▸ What the task asks
Repeat word for word the lines from the one holding "Reverse-engineer this chart into JSON." through the end, both ends included, and leave out every picture.

▸ Task input
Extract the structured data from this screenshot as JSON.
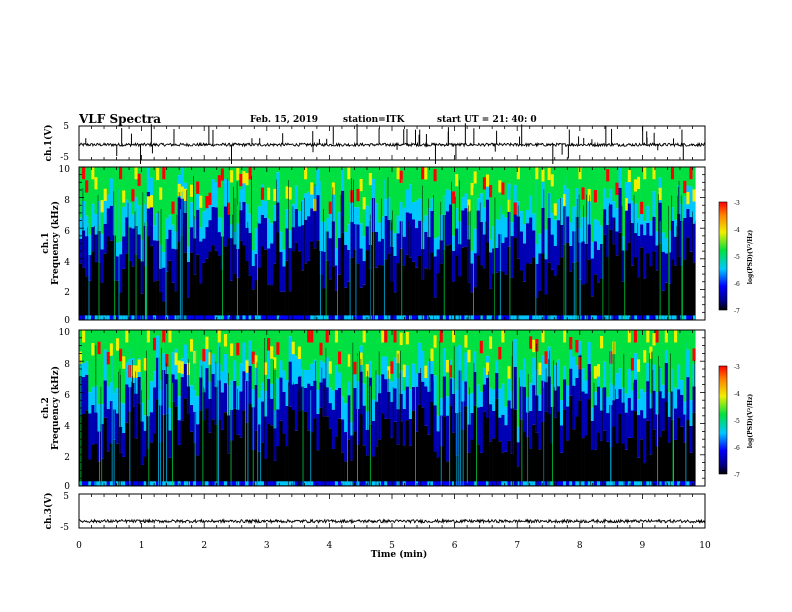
{
  "header": {
    "title": "VLF Spectra",
    "date": "Feb. 15, 2019",
    "station": "station=ITK",
    "start": "start UT = 21: 40: 0"
  },
  "chart_data": [
    {
      "type": "line",
      "name": "ch1-waveform",
      "ylabel": "ch.1(V)",
      "xlim": [
        0,
        10
      ],
      "ylim": [
        -5,
        5
      ],
      "yticks": [
        "5",
        "-5"
      ],
      "baseline": -0.5
    },
    {
      "type": "heatmap",
      "name": "ch1-spectrogram",
      "ylabel_line1": "ch.1",
      "ylabel_line2": "Frequency (kHz)",
      "xlim": [
        0,
        9.85
      ],
      "ylim": [
        0,
        10
      ],
      "yticks": [
        "0",
        "2",
        "4",
        "6",
        "8",
        "10"
      ],
      "colorbar": {
        "title": "log(PSD)(V²/Hz)",
        "range": [
          -7,
          -3
        ],
        "ticks": [
          "-3",
          "-4",
          "-5",
          "-6",
          "-7"
        ]
      }
    },
    {
      "type": "heatmap",
      "name": "ch2-spectrogram",
      "ylabel_line1": "ch.2",
      "ylabel_line2": "Frequency (kHz)",
      "xlim": [
        0,
        9.85
      ],
      "ylim": [
        0,
        10
      ],
      "yticks": [
        "0",
        "2",
        "4",
        "6",
        "8",
        "10"
      ],
      "colorbar": {
        "title": "log(PSD)(V²/Hz)",
        "range": [
          -7,
          -3
        ],
        "ticks": [
          "-3",
          "-4",
          "-5",
          "-6",
          "-7"
        ]
      }
    },
    {
      "type": "line",
      "name": "ch3-waveform",
      "ylabel": "ch.3(V)",
      "xlim": [
        0,
        10
      ],
      "ylim": [
        -5,
        5
      ],
      "yticks": [
        "5",
        "-5"
      ],
      "baseline": -3
    }
  ],
  "xaxis": {
    "label": "Time (min)",
    "ticks": [
      "0",
      "1",
      "2",
      "3",
      "4",
      "5",
      "6",
      "7",
      "8",
      "9",
      "10"
    ]
  },
  "colors": {
    "dark": "#000000",
    "blue": "#0000ff",
    "cyan": "#00c8ff",
    "green": "#00e040",
    "yellow": "#f0f000",
    "red": "#ff0000"
  }
}
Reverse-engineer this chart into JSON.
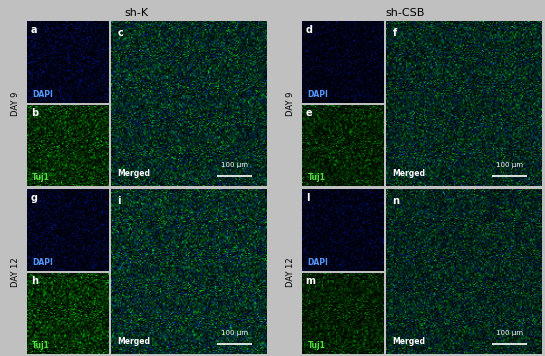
{
  "title_left": "sh-K",
  "title_right": "sh-CSB",
  "panel_labels_row1": [
    "a",
    "b",
    "c",
    "d",
    "e",
    "f"
  ],
  "panel_labels_row2": [
    "g",
    "h",
    "i",
    "l",
    "m",
    "n"
  ],
  "channel_label_dapi": "DAPI",
  "channel_label_tuj1": "Tuj1",
  "channel_label_merged": "Merged",
  "scale_bar_text": "100 μm",
  "day9_label": "DAY 9",
  "day12_label": "DAY 12",
  "text_color_blue": "#5599ff",
  "text_color_green": "#55dd44",
  "text_color_white": "#ffffff",
  "text_color_black": "#000000",
  "bg_color_fig": "#c0c0c0",
  "header_fontsize": 8,
  "panel_label_fontsize": 7,
  "channel_label_fontsize": 5.5,
  "rotated_label_fontsize": 6,
  "scale_bar_fontsize": 5,
  "fig_width": 5.45,
  "fig_height": 3.56
}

▸ Expected answer
Reverse-engineer this chart into JSON.
{
  "title_left": "sh-K",
  "title_right": "sh-CSB",
  "panel_labels_row1": [
    "a",
    "b",
    "c",
    "d",
    "e",
    "f"
  ],
  "panel_labels_row2": [
    "g",
    "h",
    "i",
    "l",
    "m",
    "n"
  ],
  "channel_label_dapi": "DAPI",
  "channel_label_tuj1": "Tuj1",
  "channel_label_merged": "Merged",
  "scale_bar_text": "100 μm",
  "day9_label": "DAY 9",
  "day12_label": "DAY 12",
  "text_color_blue": "#5599ff",
  "text_color_green": "#55dd44",
  "text_color_white": "#ffffff",
  "text_color_black": "#000000",
  "bg_color_fig": "#c0c0c0",
  "header_fontsize": 8,
  "panel_label_fontsize": 7,
  "channel_label_fontsize": 5.5,
  "rotated_label_fontsize": 6,
  "scale_bar_fontsize": 5,
  "fig_width": 5.45,
  "fig_height": 3.56
}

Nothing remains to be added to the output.